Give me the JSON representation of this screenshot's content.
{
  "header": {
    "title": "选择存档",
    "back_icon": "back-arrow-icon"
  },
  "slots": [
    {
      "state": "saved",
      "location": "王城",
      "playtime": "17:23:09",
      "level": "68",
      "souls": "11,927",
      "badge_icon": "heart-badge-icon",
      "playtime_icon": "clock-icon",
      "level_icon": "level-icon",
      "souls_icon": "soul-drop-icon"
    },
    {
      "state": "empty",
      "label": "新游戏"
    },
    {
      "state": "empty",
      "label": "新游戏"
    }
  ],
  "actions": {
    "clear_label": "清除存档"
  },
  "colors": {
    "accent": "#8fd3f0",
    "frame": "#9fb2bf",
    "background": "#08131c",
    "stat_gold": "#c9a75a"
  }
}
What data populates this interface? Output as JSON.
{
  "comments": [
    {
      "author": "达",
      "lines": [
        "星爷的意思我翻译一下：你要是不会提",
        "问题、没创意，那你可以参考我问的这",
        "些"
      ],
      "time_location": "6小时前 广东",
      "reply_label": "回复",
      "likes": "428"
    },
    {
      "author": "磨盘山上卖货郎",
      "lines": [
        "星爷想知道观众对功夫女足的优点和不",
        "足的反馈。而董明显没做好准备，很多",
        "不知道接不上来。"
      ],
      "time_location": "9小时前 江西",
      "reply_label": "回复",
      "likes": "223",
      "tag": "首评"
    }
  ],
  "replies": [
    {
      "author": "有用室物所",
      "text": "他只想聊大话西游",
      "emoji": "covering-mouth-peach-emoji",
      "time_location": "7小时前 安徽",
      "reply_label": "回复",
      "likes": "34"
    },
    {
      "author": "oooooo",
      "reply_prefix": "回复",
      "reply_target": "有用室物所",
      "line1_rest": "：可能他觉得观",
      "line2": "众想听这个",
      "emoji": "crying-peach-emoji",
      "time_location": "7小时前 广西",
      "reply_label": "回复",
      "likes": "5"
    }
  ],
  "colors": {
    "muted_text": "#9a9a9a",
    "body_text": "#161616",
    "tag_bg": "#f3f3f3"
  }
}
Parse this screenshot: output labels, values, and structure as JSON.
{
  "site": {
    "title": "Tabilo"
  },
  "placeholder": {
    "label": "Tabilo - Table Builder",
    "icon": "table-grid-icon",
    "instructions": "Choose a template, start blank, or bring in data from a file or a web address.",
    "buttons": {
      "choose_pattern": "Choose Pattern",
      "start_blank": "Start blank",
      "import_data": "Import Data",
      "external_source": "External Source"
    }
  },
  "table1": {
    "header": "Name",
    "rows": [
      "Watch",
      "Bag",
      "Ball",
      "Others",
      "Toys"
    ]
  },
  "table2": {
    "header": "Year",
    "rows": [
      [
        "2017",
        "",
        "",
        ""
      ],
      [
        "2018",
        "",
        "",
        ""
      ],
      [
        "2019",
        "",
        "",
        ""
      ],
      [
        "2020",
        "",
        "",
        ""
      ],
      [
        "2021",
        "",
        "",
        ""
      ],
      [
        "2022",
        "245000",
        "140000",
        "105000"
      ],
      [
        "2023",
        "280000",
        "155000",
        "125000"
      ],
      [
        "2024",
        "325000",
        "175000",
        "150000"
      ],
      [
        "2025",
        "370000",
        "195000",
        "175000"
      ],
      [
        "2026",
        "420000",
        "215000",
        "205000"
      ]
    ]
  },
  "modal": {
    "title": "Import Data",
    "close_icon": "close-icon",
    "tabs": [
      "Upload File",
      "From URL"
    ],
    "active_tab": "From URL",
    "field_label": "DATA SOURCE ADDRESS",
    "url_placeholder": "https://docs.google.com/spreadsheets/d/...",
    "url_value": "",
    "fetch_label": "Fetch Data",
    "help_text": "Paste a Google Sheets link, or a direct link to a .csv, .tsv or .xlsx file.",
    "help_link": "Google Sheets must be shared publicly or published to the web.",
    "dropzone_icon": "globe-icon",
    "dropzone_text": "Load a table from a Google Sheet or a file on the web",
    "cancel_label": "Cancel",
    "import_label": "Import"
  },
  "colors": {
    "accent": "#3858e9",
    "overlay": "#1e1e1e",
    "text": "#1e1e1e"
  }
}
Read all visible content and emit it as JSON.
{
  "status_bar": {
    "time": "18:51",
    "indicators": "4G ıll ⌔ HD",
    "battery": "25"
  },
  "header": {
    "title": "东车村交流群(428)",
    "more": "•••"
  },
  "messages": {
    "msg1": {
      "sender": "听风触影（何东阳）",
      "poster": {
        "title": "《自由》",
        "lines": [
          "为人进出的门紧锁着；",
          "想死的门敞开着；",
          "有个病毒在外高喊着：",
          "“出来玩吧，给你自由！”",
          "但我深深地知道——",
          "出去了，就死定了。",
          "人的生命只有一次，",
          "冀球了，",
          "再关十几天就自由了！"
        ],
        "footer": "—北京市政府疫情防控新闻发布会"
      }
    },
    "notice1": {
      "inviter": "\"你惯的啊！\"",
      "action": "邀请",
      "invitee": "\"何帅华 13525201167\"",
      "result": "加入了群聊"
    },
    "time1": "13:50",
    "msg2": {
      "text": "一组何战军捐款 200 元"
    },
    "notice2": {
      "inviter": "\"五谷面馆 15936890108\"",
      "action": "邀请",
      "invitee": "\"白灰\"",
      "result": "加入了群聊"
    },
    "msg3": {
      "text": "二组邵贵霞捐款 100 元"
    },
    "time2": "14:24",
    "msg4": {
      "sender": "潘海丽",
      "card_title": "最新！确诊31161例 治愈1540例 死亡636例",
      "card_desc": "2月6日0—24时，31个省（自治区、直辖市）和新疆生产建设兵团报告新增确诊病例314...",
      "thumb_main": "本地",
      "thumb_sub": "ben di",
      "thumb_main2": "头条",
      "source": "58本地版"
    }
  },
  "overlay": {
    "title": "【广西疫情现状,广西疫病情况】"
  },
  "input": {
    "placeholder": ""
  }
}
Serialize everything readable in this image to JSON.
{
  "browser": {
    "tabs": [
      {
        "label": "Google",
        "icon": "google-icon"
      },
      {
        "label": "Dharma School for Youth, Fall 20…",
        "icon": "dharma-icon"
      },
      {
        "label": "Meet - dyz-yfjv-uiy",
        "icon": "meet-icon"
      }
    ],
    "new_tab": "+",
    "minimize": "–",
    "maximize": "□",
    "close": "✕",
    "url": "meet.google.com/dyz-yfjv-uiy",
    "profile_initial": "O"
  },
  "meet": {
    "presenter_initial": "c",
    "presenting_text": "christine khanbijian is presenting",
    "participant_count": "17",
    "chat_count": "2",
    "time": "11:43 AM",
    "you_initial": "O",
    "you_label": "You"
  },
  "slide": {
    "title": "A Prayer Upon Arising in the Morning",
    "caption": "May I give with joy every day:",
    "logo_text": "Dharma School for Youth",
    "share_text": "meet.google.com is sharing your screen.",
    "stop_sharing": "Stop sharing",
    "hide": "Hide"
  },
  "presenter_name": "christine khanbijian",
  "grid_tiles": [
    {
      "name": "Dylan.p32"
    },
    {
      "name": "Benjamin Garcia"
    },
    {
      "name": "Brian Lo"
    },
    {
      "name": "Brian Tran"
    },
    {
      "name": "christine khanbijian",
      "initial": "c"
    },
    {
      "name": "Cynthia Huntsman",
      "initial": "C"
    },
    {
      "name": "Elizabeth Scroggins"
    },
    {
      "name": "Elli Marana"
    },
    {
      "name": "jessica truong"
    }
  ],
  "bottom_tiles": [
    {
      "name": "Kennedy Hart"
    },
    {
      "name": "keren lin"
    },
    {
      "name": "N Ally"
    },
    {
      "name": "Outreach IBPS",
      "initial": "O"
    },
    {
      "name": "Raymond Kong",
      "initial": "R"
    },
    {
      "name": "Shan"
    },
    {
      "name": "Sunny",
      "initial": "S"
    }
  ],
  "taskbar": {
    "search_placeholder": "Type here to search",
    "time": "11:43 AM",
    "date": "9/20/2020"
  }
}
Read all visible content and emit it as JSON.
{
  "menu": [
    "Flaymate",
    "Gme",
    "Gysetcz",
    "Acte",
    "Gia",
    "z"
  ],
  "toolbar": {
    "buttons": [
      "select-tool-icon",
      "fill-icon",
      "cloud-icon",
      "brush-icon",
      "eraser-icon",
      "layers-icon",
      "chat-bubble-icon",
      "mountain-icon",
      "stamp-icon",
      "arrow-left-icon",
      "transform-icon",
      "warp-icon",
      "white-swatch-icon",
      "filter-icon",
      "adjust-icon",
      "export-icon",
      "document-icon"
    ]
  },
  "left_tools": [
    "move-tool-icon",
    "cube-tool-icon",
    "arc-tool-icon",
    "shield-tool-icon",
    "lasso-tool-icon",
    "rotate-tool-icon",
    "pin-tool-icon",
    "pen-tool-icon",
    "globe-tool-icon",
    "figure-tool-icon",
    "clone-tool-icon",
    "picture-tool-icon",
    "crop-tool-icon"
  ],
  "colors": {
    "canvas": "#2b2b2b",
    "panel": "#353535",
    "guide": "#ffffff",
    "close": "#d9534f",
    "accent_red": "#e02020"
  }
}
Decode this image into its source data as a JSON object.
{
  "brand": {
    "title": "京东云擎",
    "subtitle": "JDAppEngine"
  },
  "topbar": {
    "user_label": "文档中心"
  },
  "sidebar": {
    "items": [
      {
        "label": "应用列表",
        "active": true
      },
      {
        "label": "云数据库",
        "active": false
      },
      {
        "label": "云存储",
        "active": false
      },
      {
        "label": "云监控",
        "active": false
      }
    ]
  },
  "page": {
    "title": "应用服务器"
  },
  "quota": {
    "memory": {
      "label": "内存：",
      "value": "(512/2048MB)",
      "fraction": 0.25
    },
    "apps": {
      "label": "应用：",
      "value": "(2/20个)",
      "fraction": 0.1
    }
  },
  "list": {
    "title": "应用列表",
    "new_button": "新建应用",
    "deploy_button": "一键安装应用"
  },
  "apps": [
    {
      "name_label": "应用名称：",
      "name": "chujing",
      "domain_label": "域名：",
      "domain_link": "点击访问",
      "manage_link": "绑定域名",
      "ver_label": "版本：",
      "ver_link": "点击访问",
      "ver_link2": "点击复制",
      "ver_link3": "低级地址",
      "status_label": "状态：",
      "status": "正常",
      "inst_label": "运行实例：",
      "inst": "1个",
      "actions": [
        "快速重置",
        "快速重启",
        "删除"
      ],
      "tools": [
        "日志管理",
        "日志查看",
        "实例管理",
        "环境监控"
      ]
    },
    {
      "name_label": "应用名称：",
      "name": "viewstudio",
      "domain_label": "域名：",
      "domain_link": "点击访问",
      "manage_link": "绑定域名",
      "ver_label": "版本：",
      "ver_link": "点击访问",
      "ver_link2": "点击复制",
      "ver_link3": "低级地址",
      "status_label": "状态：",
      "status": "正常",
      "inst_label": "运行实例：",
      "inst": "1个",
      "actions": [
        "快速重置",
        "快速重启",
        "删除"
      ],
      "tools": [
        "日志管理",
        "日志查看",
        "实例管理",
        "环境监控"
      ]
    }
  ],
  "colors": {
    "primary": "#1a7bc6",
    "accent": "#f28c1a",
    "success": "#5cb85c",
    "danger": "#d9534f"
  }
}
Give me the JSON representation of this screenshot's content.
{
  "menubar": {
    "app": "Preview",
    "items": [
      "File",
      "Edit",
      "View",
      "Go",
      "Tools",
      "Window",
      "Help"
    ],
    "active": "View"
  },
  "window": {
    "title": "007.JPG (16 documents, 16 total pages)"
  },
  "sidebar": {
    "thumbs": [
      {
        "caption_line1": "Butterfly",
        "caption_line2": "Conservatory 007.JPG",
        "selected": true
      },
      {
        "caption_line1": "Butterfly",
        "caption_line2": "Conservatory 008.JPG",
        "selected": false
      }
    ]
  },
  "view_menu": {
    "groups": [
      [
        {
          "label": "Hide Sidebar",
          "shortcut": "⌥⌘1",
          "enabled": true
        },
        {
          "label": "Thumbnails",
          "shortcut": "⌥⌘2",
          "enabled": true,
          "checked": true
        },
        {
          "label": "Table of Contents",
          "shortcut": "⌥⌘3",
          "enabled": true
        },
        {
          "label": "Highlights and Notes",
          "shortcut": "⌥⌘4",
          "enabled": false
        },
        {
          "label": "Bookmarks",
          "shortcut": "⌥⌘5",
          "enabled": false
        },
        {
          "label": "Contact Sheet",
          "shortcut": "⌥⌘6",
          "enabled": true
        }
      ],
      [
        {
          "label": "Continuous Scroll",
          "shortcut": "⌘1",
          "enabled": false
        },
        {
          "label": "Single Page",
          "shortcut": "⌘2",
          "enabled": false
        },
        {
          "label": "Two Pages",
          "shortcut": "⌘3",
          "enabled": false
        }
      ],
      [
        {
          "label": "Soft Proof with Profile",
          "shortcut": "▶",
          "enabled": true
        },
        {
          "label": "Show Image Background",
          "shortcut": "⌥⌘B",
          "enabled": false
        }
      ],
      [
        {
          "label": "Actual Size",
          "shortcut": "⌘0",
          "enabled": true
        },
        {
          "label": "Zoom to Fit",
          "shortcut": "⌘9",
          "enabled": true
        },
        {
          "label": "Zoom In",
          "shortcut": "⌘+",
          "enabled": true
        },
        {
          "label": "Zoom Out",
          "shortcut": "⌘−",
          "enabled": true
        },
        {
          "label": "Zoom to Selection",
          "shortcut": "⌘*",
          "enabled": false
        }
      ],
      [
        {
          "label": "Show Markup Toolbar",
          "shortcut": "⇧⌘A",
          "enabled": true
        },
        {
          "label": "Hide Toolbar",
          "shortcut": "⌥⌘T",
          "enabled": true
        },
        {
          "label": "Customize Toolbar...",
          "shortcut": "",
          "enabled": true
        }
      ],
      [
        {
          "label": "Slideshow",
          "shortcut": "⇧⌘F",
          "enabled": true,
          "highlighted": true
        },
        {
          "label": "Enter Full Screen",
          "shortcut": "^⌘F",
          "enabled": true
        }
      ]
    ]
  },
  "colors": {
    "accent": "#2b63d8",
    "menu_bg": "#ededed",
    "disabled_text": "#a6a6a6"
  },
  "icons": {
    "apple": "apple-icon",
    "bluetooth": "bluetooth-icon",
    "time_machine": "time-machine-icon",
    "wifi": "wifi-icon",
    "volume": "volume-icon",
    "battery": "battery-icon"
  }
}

*Written problem*. Copy each line of the listing in which the word "arrow" can be found.

*Correct output*.
    "back_icon": "back-arrow-icon"
      "arrow-left-icon",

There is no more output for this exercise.